* [What you need to do]: Extract the entries in their exact form.

* [Extracted entries]:
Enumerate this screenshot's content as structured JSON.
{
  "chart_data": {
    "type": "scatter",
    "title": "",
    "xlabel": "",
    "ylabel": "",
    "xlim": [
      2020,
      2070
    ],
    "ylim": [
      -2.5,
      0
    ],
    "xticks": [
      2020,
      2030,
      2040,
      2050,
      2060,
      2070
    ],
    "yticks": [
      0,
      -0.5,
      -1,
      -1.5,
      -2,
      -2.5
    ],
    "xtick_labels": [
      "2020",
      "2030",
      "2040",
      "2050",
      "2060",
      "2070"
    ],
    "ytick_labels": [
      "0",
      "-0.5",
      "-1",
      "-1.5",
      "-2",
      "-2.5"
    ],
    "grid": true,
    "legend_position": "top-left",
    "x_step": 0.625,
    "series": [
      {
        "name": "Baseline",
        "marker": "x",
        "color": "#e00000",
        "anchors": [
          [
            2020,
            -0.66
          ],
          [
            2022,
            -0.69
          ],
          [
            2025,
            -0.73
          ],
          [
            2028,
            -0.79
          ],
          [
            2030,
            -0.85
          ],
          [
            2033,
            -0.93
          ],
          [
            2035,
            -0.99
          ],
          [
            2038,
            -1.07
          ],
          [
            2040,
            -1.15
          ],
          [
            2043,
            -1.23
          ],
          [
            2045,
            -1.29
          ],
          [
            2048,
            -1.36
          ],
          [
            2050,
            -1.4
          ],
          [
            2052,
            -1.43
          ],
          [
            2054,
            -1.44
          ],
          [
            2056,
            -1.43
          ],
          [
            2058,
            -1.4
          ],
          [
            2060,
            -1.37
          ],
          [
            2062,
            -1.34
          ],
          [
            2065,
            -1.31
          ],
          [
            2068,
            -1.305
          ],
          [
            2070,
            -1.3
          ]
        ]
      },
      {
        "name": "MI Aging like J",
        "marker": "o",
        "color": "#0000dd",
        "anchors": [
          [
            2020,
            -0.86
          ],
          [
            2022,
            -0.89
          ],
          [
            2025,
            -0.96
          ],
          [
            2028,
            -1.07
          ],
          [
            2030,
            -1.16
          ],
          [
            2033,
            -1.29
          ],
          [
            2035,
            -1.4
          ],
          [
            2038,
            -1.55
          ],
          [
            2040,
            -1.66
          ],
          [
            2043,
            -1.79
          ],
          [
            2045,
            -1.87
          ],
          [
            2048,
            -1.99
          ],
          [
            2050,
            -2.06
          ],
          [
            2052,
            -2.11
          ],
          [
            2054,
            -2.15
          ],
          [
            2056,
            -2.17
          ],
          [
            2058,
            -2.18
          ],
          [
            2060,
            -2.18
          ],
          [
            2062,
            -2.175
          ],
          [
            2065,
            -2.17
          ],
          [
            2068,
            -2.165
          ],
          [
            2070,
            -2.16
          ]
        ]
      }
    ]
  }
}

* [Result]:
Enumerate this screenshot's content as structured JSON.
{
  "chart_data": {
    "type": "scatter",
    "title": "",
    "xlabel": "",
    "ylabel": "",
    "xlim": [
      2020,
      2070
    ],
    "ylim": [
      -2.5,
      0
    ],
    "xticks": [
      2020,
      2030,
      2040,
      2050,
      2060,
      2070
    ],
    "yticks": [
      0,
      -0.5,
      -1,
      -1.5,
      -2,
      -2.5
    ],
    "xtick_labels": [
      "2020",
      "2030",
      "2040",
      "2050",
      "2060",
      "2070"
    ],
    "ytick_labels": [
      "0",
      "-0.5",
      "-1",
      "-1.5",
      "-2",
      "-2.5"
    ],
    "grid": true,
    "legend_position": "top-left",
    "x_step": 0.625,
    "series": [
      {
        "name": "Baseline",
        "marker": "x",
        "color": "#e00000",
        "anchors": [
          [
            2020,
            -0.66
          ],
          [
            2022,
            -0.69
          ],
          [
            2025,
            -0.73
          ],
          [
            2028,
            -0.79
          ],
          [
            2030,
            -0.85
          ],
          [
            2033,
            -0.93
          ],
          [
            2035,
            -0.99
          ],
          [
            2038,
            -1.07
          ],
          [
            2040,
            -1.15
          ],
          [
            2043,
            -1.23
          ],
          [
            2045,
            -1.29
          ],
          [
            2048,
            -1.36
          ],
          [
            2050,
            -1.4
          ],
          [
            2052,
            -1.43
          ],
          [
            2054,
            -1.44
          ],
          [
            2056,
            -1.43
          ],
          [
            2058,
            -1.4
          ],
          [
            2060,
            -1.37
          ],
          [
            2062,
            -1.34
          ],
          [
            2065,
            -1.31
          ],
          [
            2068,
            -1.305
          ],
          [
            2070,
            -1.3
          ]
        ]
      },
      {
        "name": "MI Aging like J",
        "marker": "o",
        "color": "#0000dd",
        "anchors": [
          [
            2020,
            -0.86
          ],
          [
            2022,
            -0.89
          ],
          [
            2025,
            -0.96
          ],
          [
            2028,
            -1.07
          ],
          [
            2030,
            -1.16
          ],
          [
            2033,
            -1.29
          ],
          [
            2035,
            -1.4
          ],
          [
            2038,
            -1.55
          ],
          [
            2040,
            -1.66
          ],
          [
            2043,
            -1.79
          ],
          [
            2045,
            -1.87
          ],
          [
            2048,
            -1.99
          ],
          [
            2050,
            -2.06
          ],
          [
            2052,
            -2.11
          ],
          [
            2054,
            -2.15
          ],
          [
            2056,
            -2.17
          ],
          [
            2058,
            -2.18
          ],
          [
            2060,
            -2.18
          ],
          [
            2062,
            -2.175
          ],
          [
            2065,
            -2.17
          ],
          [
            2068,
            -2.165
          ],
          [
            2070,
            -2.16
          ]
        ]
      }
    ]
  }
}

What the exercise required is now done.